**Problem to work on:** Using the data below, copy every line that contains the word "info".

**Dataset entries:**
╔══

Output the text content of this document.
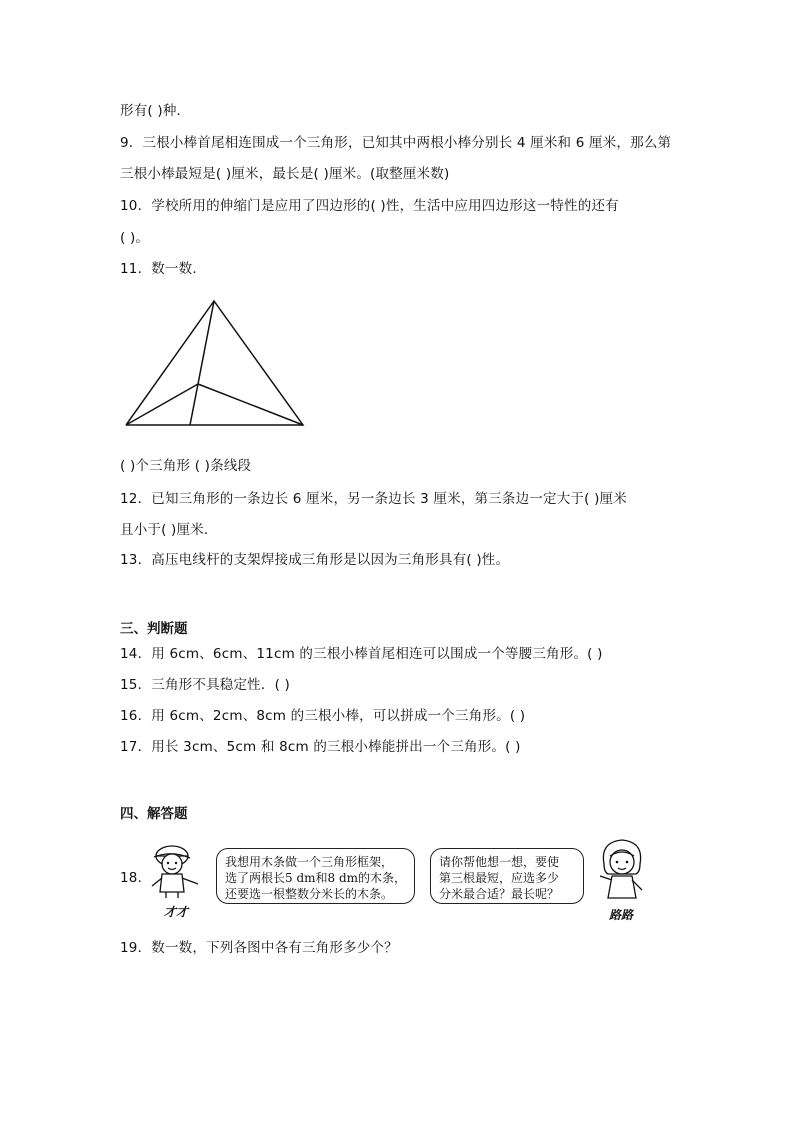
形有( )种．
9．三根小棒首尾相连围成一个三角形，已知其中两根小棒分别长 4 厘米和 6 厘米，那么第
三根小棒最短是( )厘米，最长是( )厘米。(取整厘米数)
10．学校所用的伸缩门是应用了四边形的( )性，生活中应用四边形这一特性的还有
( )。
11．数一数.
( )个三角形 ( )条线段
12．已知三角形的一条边长 6 厘米，另一条边长 3 厘米，第三条边一定大于( )厘米
且小于( )厘米．
13．高压电线杆的支架焊接成三角形是以因为三角形具有( )性。
三、判断题
14．用 6cm、6cm、11cm 的三根小棒首尾相连可以围成一个等腰三角形。( )
15．三角形不具稳定性．( )
16．用 6cm、2cm、8cm 的三根小棒，可以拼成一个三角形。( )
17．用长 3cm、5cm 和 8cm 的三根小棒能拼出一个三角形。( )
四、解答题
18．
才才
我想用木条做一个三角形框架，
选了两根长5 dm和8 dm的木条，
还要选一根整数分米长的木条。
请你帮他想一想，要使
第三根最短，应选多少
分米最合适？最长呢？
路路
19．数一数，下列各图中各有三角形多少个？
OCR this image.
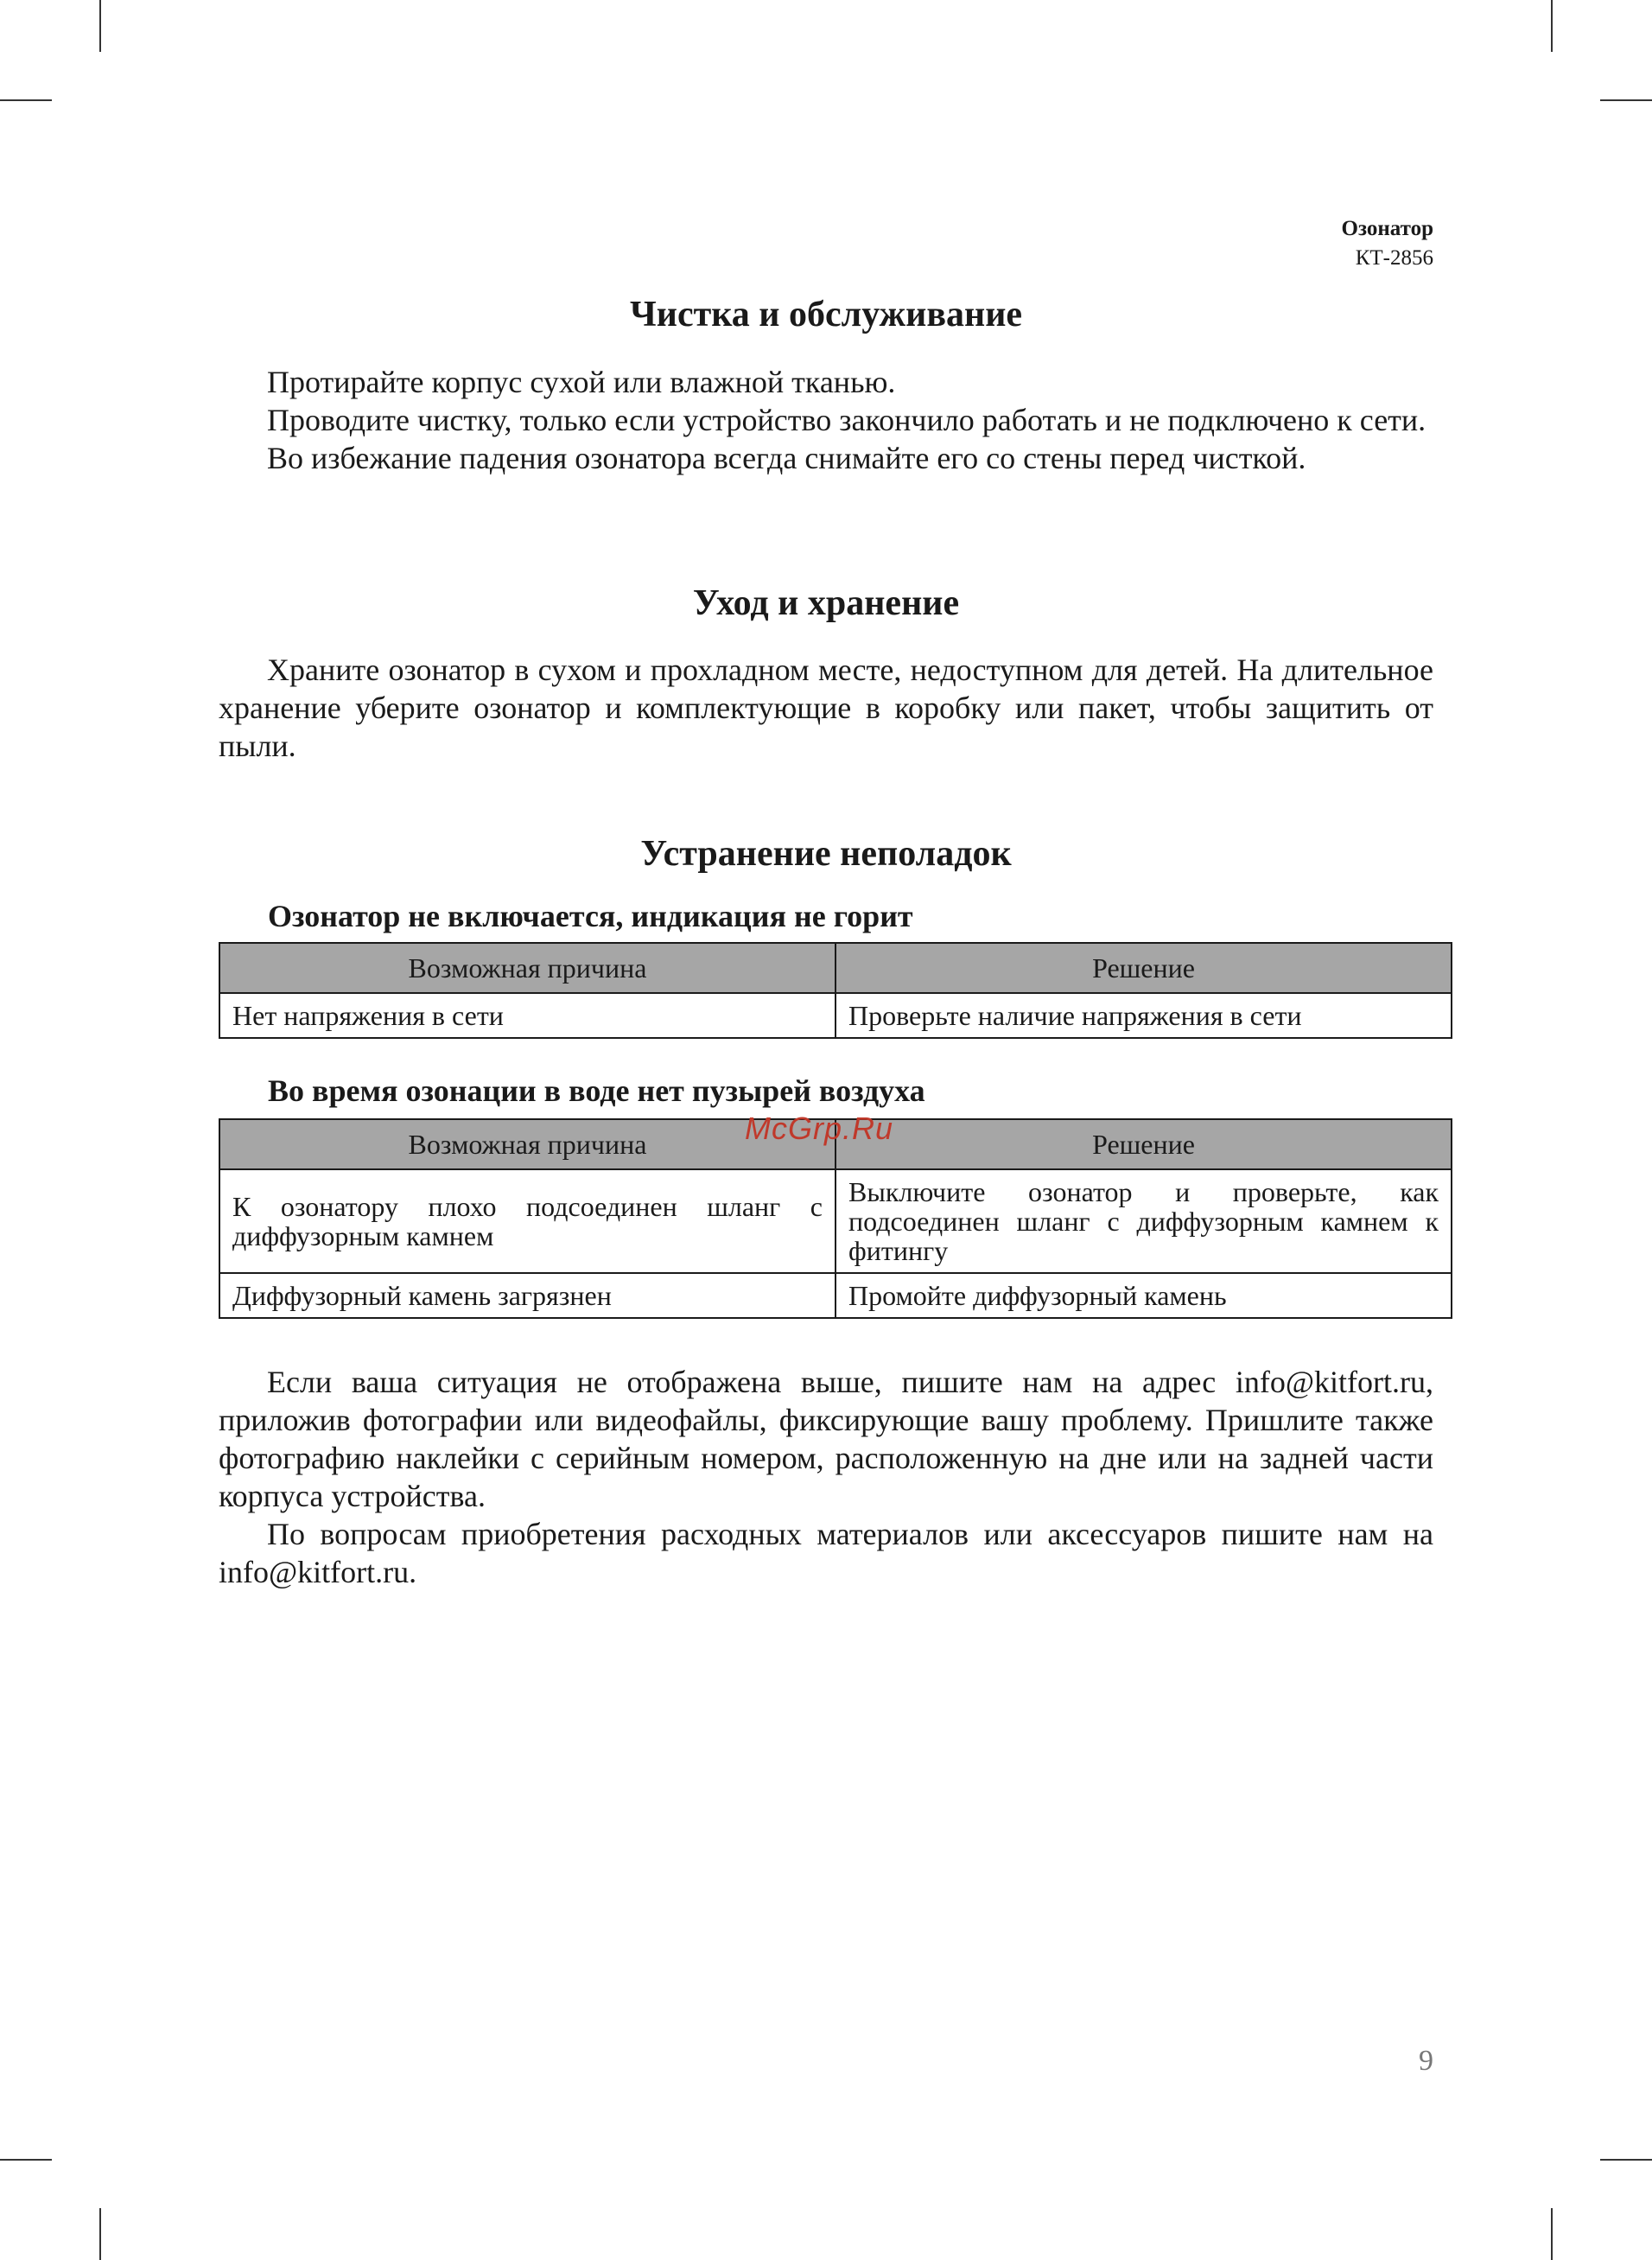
Озонатор
КТ-2856
Чистка и обслуживание

Протирайте корпус сухой или влажной тканью.

Проводите чистку, только если устройство закончило работать и не подключено к сети.

Во избежание падения озонатора всегда снимайте его со стены перед чисткой.

Уход и хранение

Храните озонатор в сухом и прохладном месте, недоступном для детей. На длительное хранение уберите озонатор и комплектующие в коробку или пакет, чтобы защитить от пыли.

Устранение неполадок
Озонатор не включается, индикация не горит
Возможная причина	Решение
Нет напряжения в сети	Проверьте наличие напряжения в сети
Во время озонации в воде нет пузырей воздуха
Возможная причина	Решение
К озонатору плохо подсоединен шланг с диффузорным камнем	Выключите озонатор и проверьте, как подсоединен шланг с диффузорным камнем к фитингу
Диффузорный камень загрязнен	Промойте диффузорный камень
McGrp.Ru

Если ваша ситуация не отображена выше, пишите нам на адрес info@kitfort.ru, приложив фотографии или видеофайлы, фиксирующие вашу проблему. Пришлите также фотографию наклейки с серийным номером, расположенную на дне или на задней части корпуса устройства.

По вопросам приобретения расходных материалов или аксессуаров пишите нам на info@kitfort.ru.

9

╚══

**Solved problem:**
Если ваша ситуация не отображена выше, пишите нам на адрес info@kitfort.ru, приложив фотографии или видеофайлы, фиксирующие вашу проблему. Пришлите также фотографию наклейки с серийным номером, расположенную на дне или на задней части корпуса устройства.
По вопросам приобретения расходных материалов или аксессуаров пишите нам на info@kitfort.ru.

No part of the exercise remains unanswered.